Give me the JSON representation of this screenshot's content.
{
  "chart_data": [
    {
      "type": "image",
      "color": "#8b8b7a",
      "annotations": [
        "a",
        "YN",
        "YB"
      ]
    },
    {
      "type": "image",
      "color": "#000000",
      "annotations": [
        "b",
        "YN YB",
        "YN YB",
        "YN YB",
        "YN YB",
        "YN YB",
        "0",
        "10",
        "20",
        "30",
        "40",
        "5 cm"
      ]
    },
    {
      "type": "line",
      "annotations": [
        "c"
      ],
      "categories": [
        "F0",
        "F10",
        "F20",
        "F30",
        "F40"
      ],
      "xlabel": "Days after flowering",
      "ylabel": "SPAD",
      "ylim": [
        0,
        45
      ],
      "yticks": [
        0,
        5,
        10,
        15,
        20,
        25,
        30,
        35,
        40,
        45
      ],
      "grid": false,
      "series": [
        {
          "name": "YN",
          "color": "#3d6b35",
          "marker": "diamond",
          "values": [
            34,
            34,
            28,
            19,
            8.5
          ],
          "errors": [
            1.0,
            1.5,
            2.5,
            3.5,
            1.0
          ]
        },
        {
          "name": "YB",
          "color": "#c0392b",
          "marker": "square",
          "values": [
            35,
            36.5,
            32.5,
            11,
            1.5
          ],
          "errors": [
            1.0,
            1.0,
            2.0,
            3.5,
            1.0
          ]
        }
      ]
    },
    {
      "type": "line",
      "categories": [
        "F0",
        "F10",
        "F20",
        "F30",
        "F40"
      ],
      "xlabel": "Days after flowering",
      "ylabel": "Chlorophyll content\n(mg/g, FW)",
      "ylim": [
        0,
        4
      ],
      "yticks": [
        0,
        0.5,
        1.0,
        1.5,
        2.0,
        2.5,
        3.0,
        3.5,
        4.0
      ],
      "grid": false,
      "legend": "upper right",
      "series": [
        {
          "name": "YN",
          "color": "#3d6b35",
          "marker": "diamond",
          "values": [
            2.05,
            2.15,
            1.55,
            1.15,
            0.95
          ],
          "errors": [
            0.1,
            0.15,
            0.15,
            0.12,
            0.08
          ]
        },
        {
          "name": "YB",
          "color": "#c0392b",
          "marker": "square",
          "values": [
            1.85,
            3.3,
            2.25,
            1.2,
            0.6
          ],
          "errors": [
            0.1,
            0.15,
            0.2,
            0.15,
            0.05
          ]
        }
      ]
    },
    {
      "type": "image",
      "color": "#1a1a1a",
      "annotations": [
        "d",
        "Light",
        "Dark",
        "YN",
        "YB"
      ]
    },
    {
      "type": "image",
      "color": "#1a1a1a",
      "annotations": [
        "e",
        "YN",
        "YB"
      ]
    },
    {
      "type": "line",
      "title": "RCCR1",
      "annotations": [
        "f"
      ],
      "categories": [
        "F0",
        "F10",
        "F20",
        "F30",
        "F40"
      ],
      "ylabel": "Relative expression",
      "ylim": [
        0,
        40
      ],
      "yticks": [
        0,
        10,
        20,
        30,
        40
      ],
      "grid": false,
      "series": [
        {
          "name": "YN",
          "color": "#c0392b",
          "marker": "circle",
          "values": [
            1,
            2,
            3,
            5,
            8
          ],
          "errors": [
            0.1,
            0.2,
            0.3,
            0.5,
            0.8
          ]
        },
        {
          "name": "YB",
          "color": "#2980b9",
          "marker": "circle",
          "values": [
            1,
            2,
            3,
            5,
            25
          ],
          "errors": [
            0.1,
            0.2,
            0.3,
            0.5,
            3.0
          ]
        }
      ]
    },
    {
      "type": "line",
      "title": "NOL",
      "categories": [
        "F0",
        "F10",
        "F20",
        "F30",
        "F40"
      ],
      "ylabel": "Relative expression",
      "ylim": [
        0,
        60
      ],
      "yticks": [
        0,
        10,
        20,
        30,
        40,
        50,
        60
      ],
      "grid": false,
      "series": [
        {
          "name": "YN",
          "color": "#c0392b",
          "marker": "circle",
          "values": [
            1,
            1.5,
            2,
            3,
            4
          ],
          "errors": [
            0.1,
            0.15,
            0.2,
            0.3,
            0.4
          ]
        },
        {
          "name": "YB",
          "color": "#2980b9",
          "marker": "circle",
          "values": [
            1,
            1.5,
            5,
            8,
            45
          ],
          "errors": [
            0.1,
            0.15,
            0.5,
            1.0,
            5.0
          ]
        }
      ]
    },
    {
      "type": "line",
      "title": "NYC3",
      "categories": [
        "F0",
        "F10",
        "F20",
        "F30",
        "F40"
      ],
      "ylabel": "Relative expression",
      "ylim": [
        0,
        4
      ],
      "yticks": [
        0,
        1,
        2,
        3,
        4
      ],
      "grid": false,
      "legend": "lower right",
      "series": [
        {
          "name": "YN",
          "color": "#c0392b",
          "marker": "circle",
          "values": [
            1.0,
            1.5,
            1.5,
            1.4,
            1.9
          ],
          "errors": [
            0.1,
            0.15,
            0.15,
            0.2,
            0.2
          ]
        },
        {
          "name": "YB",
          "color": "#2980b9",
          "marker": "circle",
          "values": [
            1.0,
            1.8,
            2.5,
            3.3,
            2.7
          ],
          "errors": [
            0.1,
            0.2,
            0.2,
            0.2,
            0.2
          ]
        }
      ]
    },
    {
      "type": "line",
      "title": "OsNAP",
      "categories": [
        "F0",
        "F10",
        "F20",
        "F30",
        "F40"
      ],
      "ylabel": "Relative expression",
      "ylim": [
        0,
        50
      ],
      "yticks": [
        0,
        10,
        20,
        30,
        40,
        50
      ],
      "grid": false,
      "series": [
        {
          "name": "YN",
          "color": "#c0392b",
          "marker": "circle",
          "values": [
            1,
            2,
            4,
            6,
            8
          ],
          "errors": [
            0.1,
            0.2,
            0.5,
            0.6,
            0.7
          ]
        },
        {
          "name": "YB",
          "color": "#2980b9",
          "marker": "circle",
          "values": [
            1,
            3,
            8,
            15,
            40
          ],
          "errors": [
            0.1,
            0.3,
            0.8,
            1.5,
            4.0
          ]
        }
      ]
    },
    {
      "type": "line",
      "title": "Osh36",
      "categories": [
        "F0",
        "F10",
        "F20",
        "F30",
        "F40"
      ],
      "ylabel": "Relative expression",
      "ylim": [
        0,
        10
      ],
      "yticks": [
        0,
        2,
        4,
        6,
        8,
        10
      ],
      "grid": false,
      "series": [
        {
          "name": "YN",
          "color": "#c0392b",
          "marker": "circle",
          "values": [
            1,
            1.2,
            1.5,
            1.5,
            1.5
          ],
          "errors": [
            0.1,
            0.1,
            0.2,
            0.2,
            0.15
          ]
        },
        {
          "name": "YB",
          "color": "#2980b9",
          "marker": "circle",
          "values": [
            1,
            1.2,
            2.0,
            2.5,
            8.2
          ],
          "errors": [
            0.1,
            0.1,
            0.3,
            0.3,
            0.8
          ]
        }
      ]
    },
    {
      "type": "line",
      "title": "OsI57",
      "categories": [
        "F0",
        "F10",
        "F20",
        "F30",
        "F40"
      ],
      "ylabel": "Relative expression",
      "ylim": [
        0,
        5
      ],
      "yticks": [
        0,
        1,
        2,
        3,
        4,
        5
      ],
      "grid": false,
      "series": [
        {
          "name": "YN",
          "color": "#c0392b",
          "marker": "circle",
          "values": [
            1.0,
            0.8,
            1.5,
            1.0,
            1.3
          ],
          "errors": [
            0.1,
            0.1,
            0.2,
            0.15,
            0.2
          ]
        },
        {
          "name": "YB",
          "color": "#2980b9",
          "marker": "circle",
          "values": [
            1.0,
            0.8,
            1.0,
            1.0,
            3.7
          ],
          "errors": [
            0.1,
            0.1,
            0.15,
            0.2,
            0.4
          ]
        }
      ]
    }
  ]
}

■ ■ ■ ■ ■

Using the listing above, retype each line exactly.

→ **Answer to this problem**:
Give me the JSON representation of this screenshot's content.
{
  "chart_data": [
    {
      "type": "image",
      "color": "#8b8b7a",
      "annotations": [
        "a",
        "YN",
        "YB"
      ]
    },
    {
      "type": "image",
      "color": "#000000",
      "annotations": [
        "b",
        "YN YB",
        "YN YB",
        "YN YB",
        "YN YB",
        "YN YB",
        "0",
        "10",
        "20",
        "30",
        "40",
        "5 cm"
      ]
    },
    {
      "type": "line",
      "annotations": [
        "c"
      ],
      "categories": [
        "F0",
        "F10",
        "F20",
        "F30",
        "F40"
      ],
      "xlabel": "Days after flowering",
      "ylabel": "SPAD",
      "ylim": [
        0,
        45
      ],
      "yticks": [
        0,
        5,
        10,
        15,
        20,
        25,
        30,
        35,
        40,
        45
      ],
      "grid": false,
      "series": [
        {
          "name": "YN",
          "color": "#3d6b35",
          "marker": "diamond",
          "values": [
            34,
            34,
            28,
            19,
            8.5
          ],
          "errors": [
            1.0,
            1.5,
            2.5,
            3.5,
            1.0
          ]
        },
        {
          "name": "YB",
          "color": "#c0392b",
          "marker": "square",
          "values": [
            35,
            36.5,
            32.5,
            11,
            1.5
          ],
          "errors": [
            1.0,
            1.0,
            2.0,
            3.5,
            1.0
          ]
        }
      ]
    },
    {
      "type": "line",
      "categories": [
        "F0",
        "F10",
        "F20",
        "F30",
        "F40"
      ],
      "xlabel": "Days after flowering",
      "ylabel": "Chlorophyll content\n(mg/g, FW)",
      "ylim": [
        0,
        4
      ],
      "yticks": [
        0,
        0.5,
        1.0,
        1.5,
        2.0,
        2.5,
        3.0,
        3.5,
        4.0
      ],
      "grid": false,
      "legend": "upper right",
      "series": [
        {
          "name": "YN",
          "color": "#3d6b35",
          "marker": "diamond",
          "values": [
            2.05,
            2.15,
            1.55,
            1.15,
            0.95
          ],
          "errors": [
            0.1,
            0.15,
            0.15,
            0.12,
            0.08
          ]
        },
        {
          "name": "YB",
          "color": "#c0392b",
          "marker": "square",
          "values": [
            1.85,
            3.3,
            2.25,
            1.2,
            0.6
          ],
          "errors": [
            0.1,
            0.15,
            0.2,
            0.15,
            0.05
          ]
        }
      ]
    },
    {
      "type": "image",
      "color": "#1a1a1a",
      "annotations": [
        "d",
        "Light",
        "Dark",
        "YN",
        "YB"
      ]
    },
    {
      "type": "image",
      "color": "#1a1a1a",
      "annotations": [
        "e",
        "YN",
        "YB"
      ]
    },
    {
      "type": "line",
      "title": "RCCR1",
      "annotations": [
        "f"
      ],
      "categories": [
        "F0",
        "F10",
        "F20",
        "F30",
        "F40"
      ],
      "ylabel": "Relative expression",
      "ylim": [
        0,
        40
      ],
      "yticks": [
        0,
        10,
        20,
        30,
        40
      ],
      "grid": false,
      "series": [
        {
          "name": "YN",
          "color": "#c0392b",
          "marker": "circle",
          "values": [
            1,
            2,
            3,
            5,
            8
          ],
          "errors": [
            0.1,
            0.2,
            0.3,
            0.5,
            0.8
          ]
        },
        {
          "name": "YB",
          "color": "#2980b9",
          "marker": "circle",
          "values": [
            1,
            2,
            3,
            5,
            25
          ],
          "errors": [
            0.1,
            0.2,
            0.3,
            0.5,
            3.0
          ]
        }
      ]
    },
    {
      "type": "line",
      "title": "NOL",
      "categories": [
        "F0",
        "F10",
        "F20",
        "F30",
        "F40"
      ],
      "ylabel": "Relative expression",
      "ylim": [
        0,
        60
      ],
      "yticks": [
        0,
        10,
        20,
        30,
        40,
        50,
        60
      ],
      "grid": false,
      "series": [
        {
          "name": "YN",
          "color": "#c0392b",
          "marker": "circle",
          "values": [
            1,
            1.5,
            2,
            3,
            4
          ],
          "errors": [
            0.1,
            0.15,
            0.2,
            0.3,
            0.4
          ]
        },
        {
          "name": "YB",
          "color": "#2980b9",
          "marker": "circle",
          "values": [
            1,
            1.5,
            5,
            8,
            45
          ],
          "errors": [
            0.1,
            0.15,
            0.5,
            1.0,
            5.0
          ]
        }
      ]
    },
    {
      "type": "line",
      "title": "NYC3",
      "categories": [
        "F0",
        "F10",
        "F20",
        "F30",
        "F40"
      ],
      "ylabel": "Relative expression",
      "ylim": [
        0,
        4
      ],
      "yticks": [
        0,
        1,
        2,
        3,
        4
      ],
      "grid": false,
      "legend": "lower right",
      "series": [
        {
          "name": "YN",
          "color": "#c0392b",
          "marker": "circle",
          "values": [
            1.0,
            1.5,
            1.5,
            1.4,
            1.9
          ],
          "errors": [
            0.1,
            0.15,
            0.15,
            0.2,
            0.2
          ]
        },
        {
          "name": "YB",
          "color": "#2980b9",
          "marker": "circle",
          "values": [
            1.0,
            1.8,
            2.5,
            3.3,
            2.7
          ],
          "errors": [
            0.1,
            0.2,
            0.2,
            0.2,
            0.2
          ]
        }
      ]
    },
    {
      "type": "line",
      "title": "OsNAP",
      "categories": [
        "F0",
        "F10",
        "F20",
        "F30",
        "F40"
      ],
      "ylabel": "Relative expression",
      "ylim": [
        0,
        50
      ],
      "yticks": [
        0,
        10,
        20,
        30,
        40,
        50
      ],
      "grid": false,
      "series": [
        {
          "name": "YN",
          "color": "#c0392b",
          "marker": "circle",
          "values": [
            1,
            2,
            4,
            6,
            8
          ],
          "errors": [
            0.1,
            0.2,
            0.5,
            0.6,
            0.7
          ]
        },
        {
          "name": "YB",
          "color": "#2980b9",
          "marker": "circle",
          "values": [
            1,
            3,
            8,
            15,
            40
          ],
          "errors": [
            0.1,
            0.3,
            0.8,
            1.5,
            4.0
          ]
        }
      ]
    },
    {
      "type": "line",
      "title": "Osh36",
      "categories": [
        "F0",
        "F10",
        "F20",
        "F30",
        "F40"
      ],
      "ylabel": "Relative expression",
      "ylim": [
        0,
        10
      ],
      "yticks": [
        0,
        2,
        4,
        6,
        8,
        10
      ],
      "grid": false,
      "series": [
        {
          "name": "YN",
          "color": "#c0392b",
          "marker": "circle",
          "values": [
            1,
            1.2,
            1.5,
            1.5,
            1.5
          ],
          "errors": [
            0.1,
            0.1,
            0.2,
            0.2,
            0.15
          ]
        },
        {
          "name": "YB",
          "color": "#2980b9",
          "marker": "circle",
          "values": [
            1,
            1.2,
            2.0,
            2.5,
            8.2
          ],
          "errors": [
            0.1,
            0.1,
            0.3,
            0.3,
            0.8
          ]
        }
      ]
    },
    {
      "type": "line",
      "title": "OsI57",
      "categories": [
        "F0",
        "F10",
        "F20",
        "F30",
        "F40"
      ],
      "ylabel": "Relative expression",
      "ylim": [
        0,
        5
      ],
      "yticks": [
        0,
        1,
        2,
        3,
        4,
        5
      ],
      "grid": false,
      "series": [
        {
          "name": "YN",
          "color": "#c0392b",
          "marker": "circle",
          "values": [
            1.0,
            0.8,
            1.5,
            1.0,
            1.3
          ],
          "errors": [
            0.1,
            0.1,
            0.2,
            0.15,
            0.2
          ]
        },
        {
          "name": "YB",
          "color": "#2980b9",
          "marker": "circle",
          "values": [
            1.0,
            0.8,
            1.0,
            1.0,
            3.7
          ],
          "errors": [
            0.1,
            0.1,
            0.15,
            0.2,
            0.4
          ]
        }
      ]
    }
  ]
}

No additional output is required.